**Records for processing:**

====================

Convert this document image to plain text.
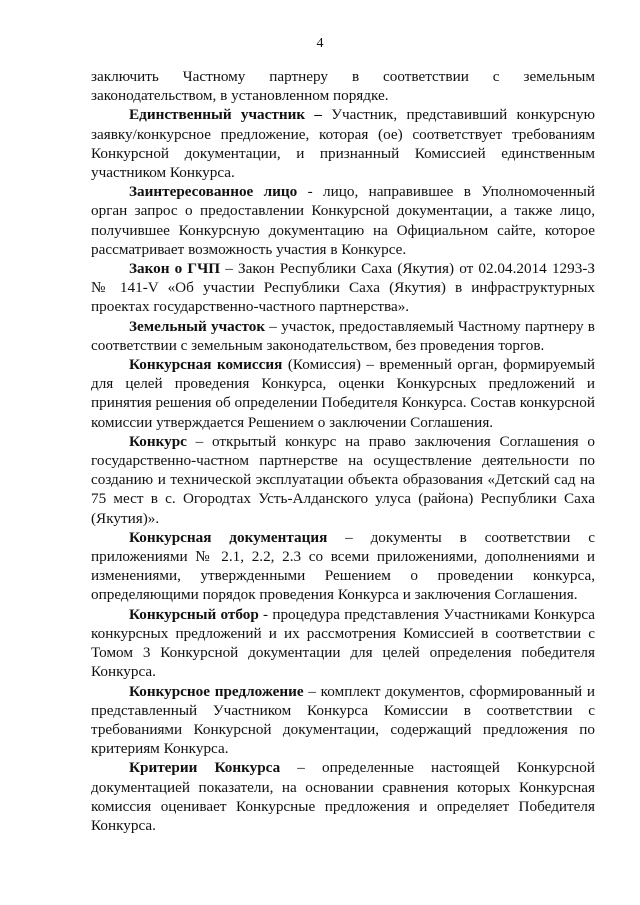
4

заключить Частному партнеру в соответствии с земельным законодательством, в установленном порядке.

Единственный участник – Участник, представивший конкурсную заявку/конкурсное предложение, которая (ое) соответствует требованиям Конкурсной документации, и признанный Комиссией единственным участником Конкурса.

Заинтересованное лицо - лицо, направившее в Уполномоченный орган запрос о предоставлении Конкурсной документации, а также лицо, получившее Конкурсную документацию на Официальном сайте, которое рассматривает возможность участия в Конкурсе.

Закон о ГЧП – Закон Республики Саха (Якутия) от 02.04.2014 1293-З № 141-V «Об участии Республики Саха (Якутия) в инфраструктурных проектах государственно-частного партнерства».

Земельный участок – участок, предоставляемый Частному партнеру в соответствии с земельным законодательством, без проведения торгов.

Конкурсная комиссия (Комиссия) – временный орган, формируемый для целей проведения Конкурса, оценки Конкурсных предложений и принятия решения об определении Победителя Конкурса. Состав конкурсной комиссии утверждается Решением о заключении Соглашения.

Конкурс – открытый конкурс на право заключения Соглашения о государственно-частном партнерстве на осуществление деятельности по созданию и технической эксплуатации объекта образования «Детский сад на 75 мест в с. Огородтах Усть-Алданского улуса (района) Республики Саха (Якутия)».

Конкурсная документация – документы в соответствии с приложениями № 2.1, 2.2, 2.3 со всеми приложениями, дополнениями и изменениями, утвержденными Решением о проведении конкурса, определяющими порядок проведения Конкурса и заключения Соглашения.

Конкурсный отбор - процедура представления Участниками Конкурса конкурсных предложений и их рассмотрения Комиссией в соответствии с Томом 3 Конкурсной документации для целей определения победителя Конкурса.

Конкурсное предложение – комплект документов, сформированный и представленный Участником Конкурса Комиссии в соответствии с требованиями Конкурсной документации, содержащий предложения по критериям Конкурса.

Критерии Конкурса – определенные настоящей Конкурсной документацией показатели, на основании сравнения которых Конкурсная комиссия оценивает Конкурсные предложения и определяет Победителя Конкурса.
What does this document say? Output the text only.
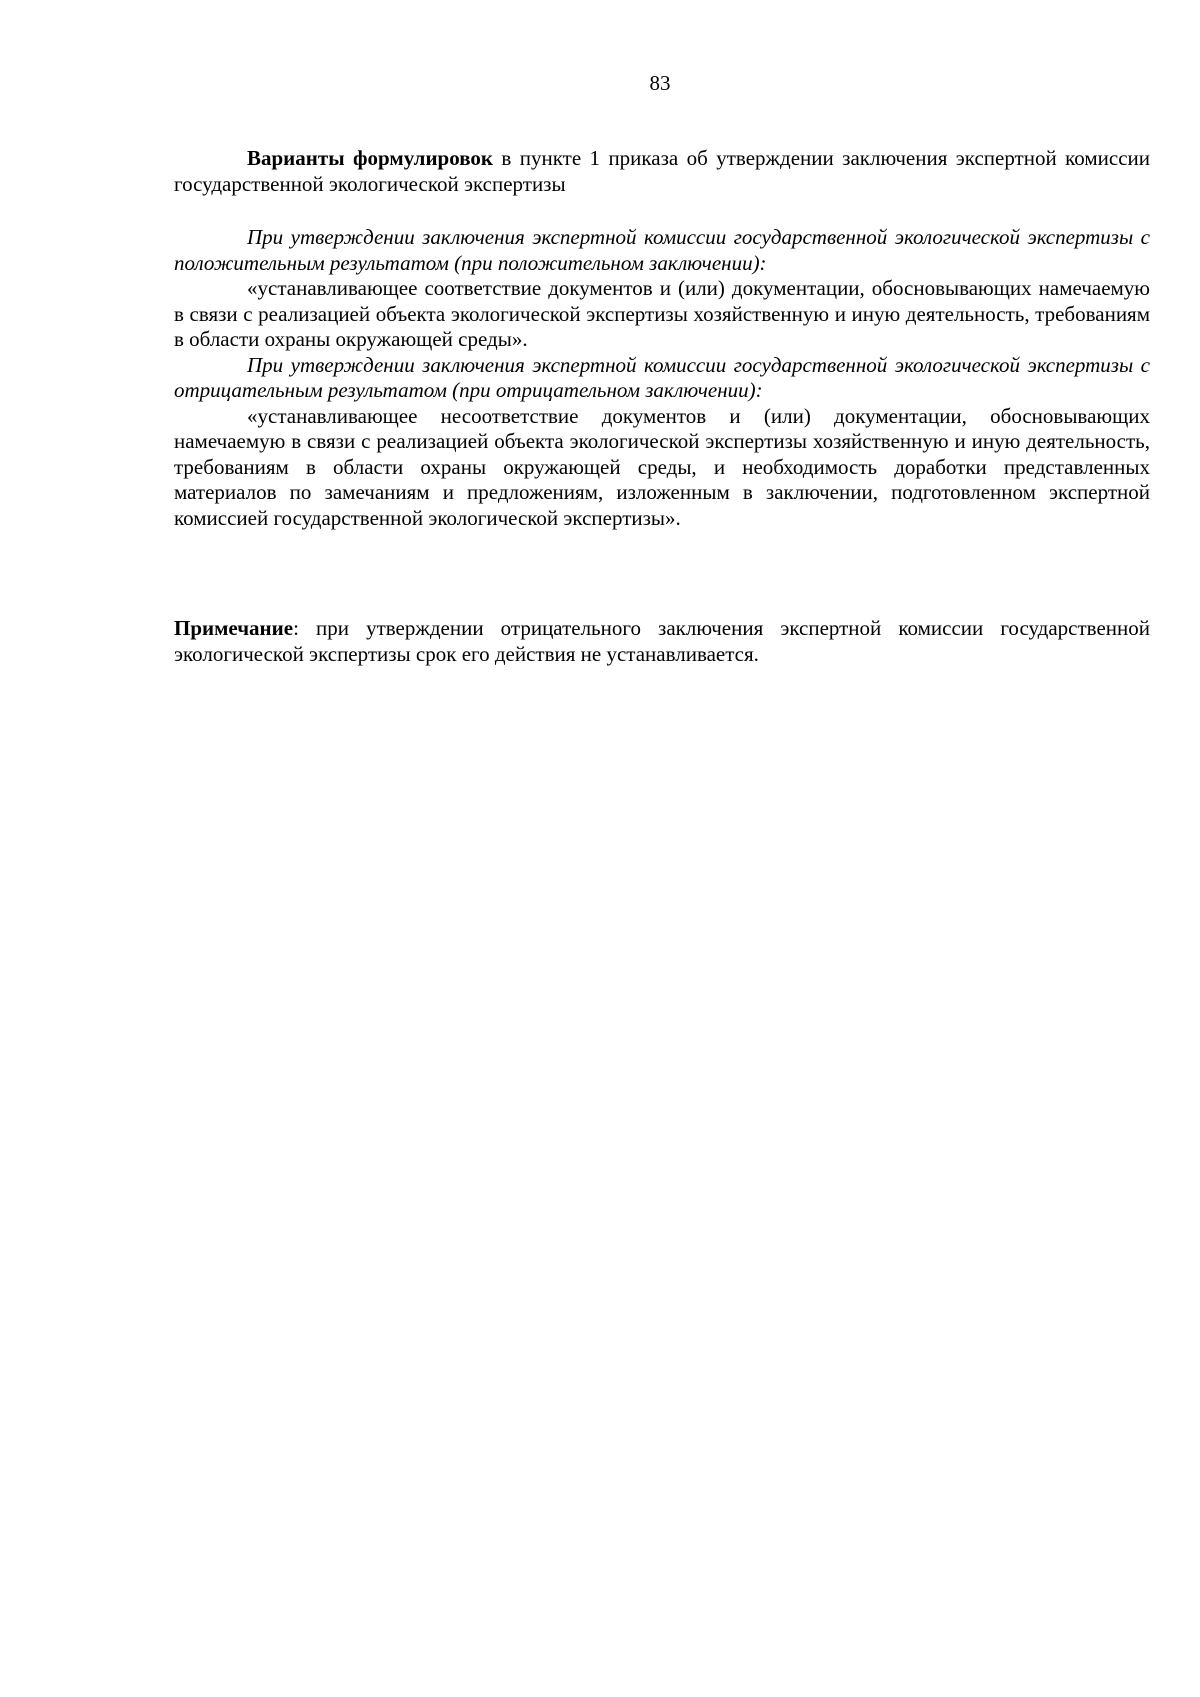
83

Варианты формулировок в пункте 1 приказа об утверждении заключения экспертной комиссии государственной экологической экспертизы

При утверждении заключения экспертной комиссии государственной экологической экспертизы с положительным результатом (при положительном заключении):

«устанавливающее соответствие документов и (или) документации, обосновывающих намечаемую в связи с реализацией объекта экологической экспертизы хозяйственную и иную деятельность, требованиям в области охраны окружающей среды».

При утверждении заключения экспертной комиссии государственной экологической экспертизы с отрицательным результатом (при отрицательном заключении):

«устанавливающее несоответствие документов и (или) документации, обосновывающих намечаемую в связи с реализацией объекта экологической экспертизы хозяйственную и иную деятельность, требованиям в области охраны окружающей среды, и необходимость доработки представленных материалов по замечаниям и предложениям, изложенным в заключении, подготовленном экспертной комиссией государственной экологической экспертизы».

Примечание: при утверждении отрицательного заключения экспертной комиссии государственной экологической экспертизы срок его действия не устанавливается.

====================

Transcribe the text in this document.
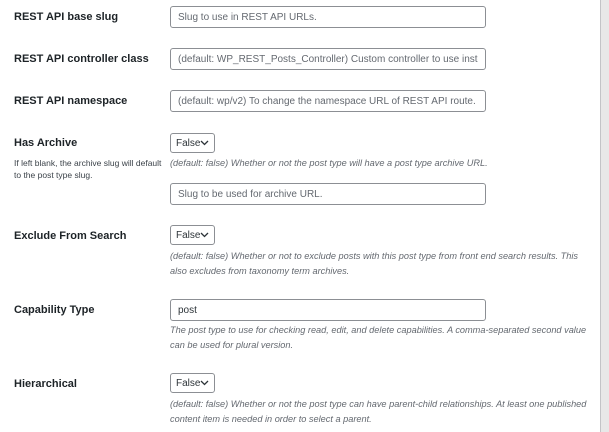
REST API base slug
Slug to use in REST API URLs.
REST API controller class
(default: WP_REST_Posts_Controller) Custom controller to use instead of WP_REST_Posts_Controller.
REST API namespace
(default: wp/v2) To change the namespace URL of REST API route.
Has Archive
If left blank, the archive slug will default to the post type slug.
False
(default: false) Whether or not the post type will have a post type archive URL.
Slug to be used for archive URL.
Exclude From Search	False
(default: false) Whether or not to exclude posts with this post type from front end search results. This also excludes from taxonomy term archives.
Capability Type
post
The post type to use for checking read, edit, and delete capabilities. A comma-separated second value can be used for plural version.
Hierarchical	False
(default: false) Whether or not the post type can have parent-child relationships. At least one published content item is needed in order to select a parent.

====================

**What you need to do:**
List every line above containing the word "намечаемую".

**Output of the task:**
«устанавливающее соответствие документов и (или) документации, обосновывающих намечаемую в связи с реализацией объекта экологической экспертизы хозяйственную и иную деятельность, требованиям в области охраны окружающей среды».
«устанавливающее несоответствие документов и (или) документации, обосновывающих намечаемую в связи с реализацией объекта экологической экспертизы хозяйственную и иную деятельность, требованиям в области охраны окружающей среды, и необходимость доработки представленных материалов по замечаниям и предложениям, изложенным в заключении, подготовленном экспертной комиссией государственной экологической экспертизы».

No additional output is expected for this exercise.